— What you need to do —
Produce a verbatim transcription of the entries, with all pictures omitted.

Extracts from a graphics dataset:

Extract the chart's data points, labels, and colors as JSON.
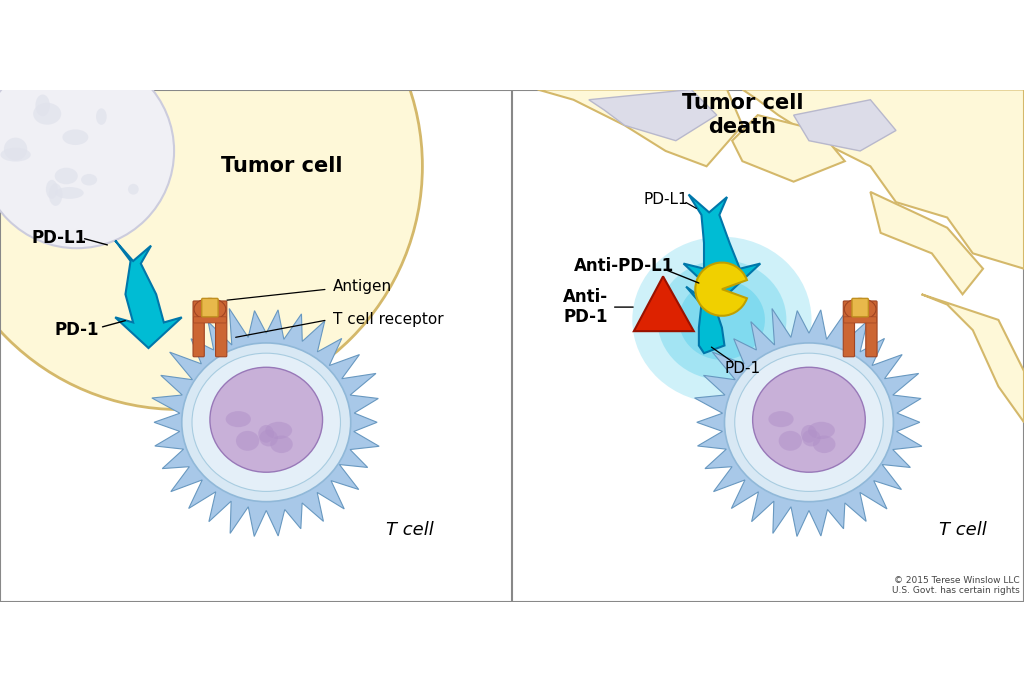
{
  "bg_color": "#ffffff",
  "left_panel": {
    "tumor_cell_label": "Tumor cell",
    "t_cell_label": "T cell",
    "pdl1_label": "PD-L1",
    "pd1_label": "PD-1",
    "antigen_label": "Antigen",
    "tcr_label": "T cell receptor",
    "tumor_body_color": "#fef8d8",
    "tumor_body_edge": "#d4b86a",
    "tumor_nucleus_color": "#f0f0f5",
    "tumor_nucleus_edge": "#ccccdd",
    "tcell_outer_color": "#a8c8e8",
    "tcell_outer_edge": "#6898c0",
    "tcell_inner_color": "#d8e8f4",
    "tcell_inner_edge": "#90b8d8",
    "tcell_nucleus_color": "#c8b0d8",
    "tcell_nucleus_edge": "#9878b8",
    "pdl1_color": "#00bcd4",
    "pdl1_dark": "#0077aa",
    "tcr_color": "#cc6633",
    "tcr_light": "#e08850",
    "antigen_color": "#e8b84b",
    "antigen_edge": "#c09020"
  },
  "right_panel": {
    "tumor_cell_label": "Tumor cell\ndeath",
    "t_cell_label": "T cell",
    "pdl1_label": "PD-L1",
    "pd1_label": "PD-1",
    "antipdl1_label": "Anti-PD-L1",
    "antipd1_label": "Anti-\nPD-1",
    "antipdl1_color": "#f0d000",
    "antipdl1_edge": "#c0a000",
    "antipd1_color": "#dd2200",
    "antipd1_edge": "#991100",
    "glow_color": "#80d8f0"
  },
  "copyright": "© 2015 Terese Winslow LLC\nU.S. Govt. has certain rights",
  "label_fontsize": 12,
  "small_fontsize": 11
}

— Answer to the problem —
Extract the chart's data points, labels, and colors as JSON.
{
  "bg_color": "#ffffff",
  "left_panel": {
    "tumor_cell_label": "Tumor cell",
    "t_cell_label": "T cell",
    "pdl1_label": "PD-L1",
    "pd1_label": "PD-1",
    "antigen_label": "Antigen",
    "tcr_label": "T cell receptor",
    "tumor_body_color": "#fef8d8",
    "tumor_body_edge": "#d4b86a",
    "tumor_nucleus_color": "#f0f0f5",
    "tumor_nucleus_edge": "#ccccdd",
    "tcell_outer_color": "#a8c8e8",
    "tcell_outer_edge": "#6898c0",
    "tcell_inner_color": "#d8e8f4",
    "tcell_inner_edge": "#90b8d8",
    "tcell_nucleus_color": "#c8b0d8",
    "tcell_nucleus_edge": "#9878b8",
    "pdl1_color": "#00bcd4",
    "pdl1_dark": "#0077aa",
    "tcr_color": "#cc6633",
    "tcr_light": "#e08850",
    "antigen_color": "#e8b84b",
    "antigen_edge": "#c09020"
  },
  "right_panel": {
    "tumor_cell_label": "Tumor cell\ndeath",
    "t_cell_label": "T cell",
    "pdl1_label": "PD-L1",
    "pd1_label": "PD-1",
    "antipdl1_label": "Anti-PD-L1",
    "antipd1_label": "Anti-\nPD-1",
    "antipdl1_color": "#f0d000",
    "antipdl1_edge": "#c0a000",
    "antipd1_color": "#dd2200",
    "antipd1_edge": "#991100",
    "glow_color": "#80d8f0"
  },
  "copyright": "© 2015 Terese Winslow LLC\nU.S. Govt. has certain rights",
  "label_fontsize": 12,
  "small_fontsize": 11
}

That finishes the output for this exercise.